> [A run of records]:

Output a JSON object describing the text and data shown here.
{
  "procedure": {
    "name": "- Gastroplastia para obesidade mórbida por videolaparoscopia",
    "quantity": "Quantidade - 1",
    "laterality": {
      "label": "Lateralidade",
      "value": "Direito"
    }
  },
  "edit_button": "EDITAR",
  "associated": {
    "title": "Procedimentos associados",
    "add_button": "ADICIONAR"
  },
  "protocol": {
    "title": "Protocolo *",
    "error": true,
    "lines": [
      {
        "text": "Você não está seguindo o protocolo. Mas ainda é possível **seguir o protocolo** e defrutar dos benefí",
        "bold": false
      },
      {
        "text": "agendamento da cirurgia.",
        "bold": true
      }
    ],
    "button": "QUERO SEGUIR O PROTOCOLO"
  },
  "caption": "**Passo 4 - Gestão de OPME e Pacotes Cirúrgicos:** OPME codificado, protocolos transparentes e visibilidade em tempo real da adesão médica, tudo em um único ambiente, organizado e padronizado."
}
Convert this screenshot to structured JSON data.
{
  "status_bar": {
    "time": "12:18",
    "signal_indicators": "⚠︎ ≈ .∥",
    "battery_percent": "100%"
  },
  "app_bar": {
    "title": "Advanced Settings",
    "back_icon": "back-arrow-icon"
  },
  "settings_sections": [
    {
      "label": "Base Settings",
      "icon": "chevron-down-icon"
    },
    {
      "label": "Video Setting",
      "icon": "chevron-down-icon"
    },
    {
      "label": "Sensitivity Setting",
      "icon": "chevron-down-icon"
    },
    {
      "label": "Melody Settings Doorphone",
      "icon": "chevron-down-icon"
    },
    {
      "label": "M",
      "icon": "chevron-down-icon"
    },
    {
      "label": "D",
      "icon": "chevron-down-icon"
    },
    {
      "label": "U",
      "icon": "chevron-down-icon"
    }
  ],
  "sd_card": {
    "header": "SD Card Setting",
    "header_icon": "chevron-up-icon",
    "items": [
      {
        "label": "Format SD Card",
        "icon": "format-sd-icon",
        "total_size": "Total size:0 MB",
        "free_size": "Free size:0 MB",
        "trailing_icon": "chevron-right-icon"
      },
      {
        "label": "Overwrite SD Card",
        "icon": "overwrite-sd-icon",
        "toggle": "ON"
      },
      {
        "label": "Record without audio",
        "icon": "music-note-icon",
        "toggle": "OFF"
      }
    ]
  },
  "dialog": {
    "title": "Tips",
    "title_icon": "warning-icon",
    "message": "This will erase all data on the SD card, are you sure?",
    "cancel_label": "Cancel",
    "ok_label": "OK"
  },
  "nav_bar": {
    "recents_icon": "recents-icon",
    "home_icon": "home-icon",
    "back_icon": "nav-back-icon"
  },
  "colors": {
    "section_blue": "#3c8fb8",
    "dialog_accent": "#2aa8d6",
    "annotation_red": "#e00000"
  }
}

> [Instruction]: Extract the full listing above without alteration.

> [Worked solution]:
Output a JSON object describing the text and data shown here.
{
  "procedure": {
    "name": "- Gastroplastia para obesidade mórbida por videolaparoscopia",
    "quantity": "Quantidade - 1",
    "laterality": {
      "label": "Lateralidade",
      "value": "Direito"
    }
  },
  "edit_button": "EDITAR",
  "associated": {
    "title": "Procedimentos associados",
    "add_button": "ADICIONAR"
  },
  "protocol": {
    "title": "Protocolo *",
    "error": true,
    "lines": [
      {
        "text": "Você não está seguindo o protocolo. Mas ainda é possível **seguir o protocolo** e defrutar dos benefí",
        "bold": false
      },
      {
        "text": "agendamento da cirurgia.",
        "bold": true
      }
    ],
    "button": "QUERO SEGUIR O PROTOCOLO"
  },
  "caption": "**Passo 4 - Gestão de OPME e Pacotes Cirúrgicos:** OPME codificado, protocolos transparentes e visibilidade em tempo real da adesão médica, tudo em um único ambiente, organizado e padronizado."
}
Convert this screenshot to structured JSON data.
{
  "status_bar": {
    "time": "12:18",
    "signal_indicators": "⚠︎ ≈ .∥",
    "battery_percent": "100%"
  },
  "app_bar": {
    "title": "Advanced Settings",
    "back_icon": "back-arrow-icon"
  },
  "settings_sections": [
    {
      "label": "Base Settings",
      "icon": "chevron-down-icon"
    },
    {
      "label": "Video Setting",
      "icon": "chevron-down-icon"
    },
    {
      "label": "Sensitivity Setting",
      "icon": "chevron-down-icon"
    },
    {
      "label": "Melody Settings Doorphone",
      "icon": "chevron-down-icon"
    },
    {
      "label": "M",
      "icon": "chevron-down-icon"
    },
    {
      "label": "D",
      "icon": "chevron-down-icon"
    },
    {
      "label": "U",
      "icon": "chevron-down-icon"
    }
  ],
  "sd_card": {
    "header": "SD Card Setting",
    "header_icon": "chevron-up-icon",
    "items": [
      {
        "label": "Format SD Card",
        "icon": "format-sd-icon",
        "total_size": "Total size:0 MB",
        "free_size": "Free size:0 MB",
        "trailing_icon": "chevron-right-icon"
      },
      {
        "label": "Overwrite SD Card",
        "icon": "overwrite-sd-icon",
        "toggle": "ON"
      },
      {
        "label": "Record without audio",
        "icon": "music-note-icon",
        "toggle": "OFF"
      }
    ]
  },
  "dialog": {
    "title": "Tips",
    "title_icon": "warning-icon",
    "message": "This will erase all data on the SD card, are you sure?",
    "cancel_label": "Cancel",
    "ok_label": "OK"
  },
  "nav_bar": {
    "recents_icon": "recents-icon",
    "home_icon": "home-icon",
    "back_icon": "nav-back-icon"
  },
  "colors": {
    "section_blue": "#3c8fb8",
    "dialog_accent": "#2aa8d6",
    "annotation_red": "#e00000"
  }
}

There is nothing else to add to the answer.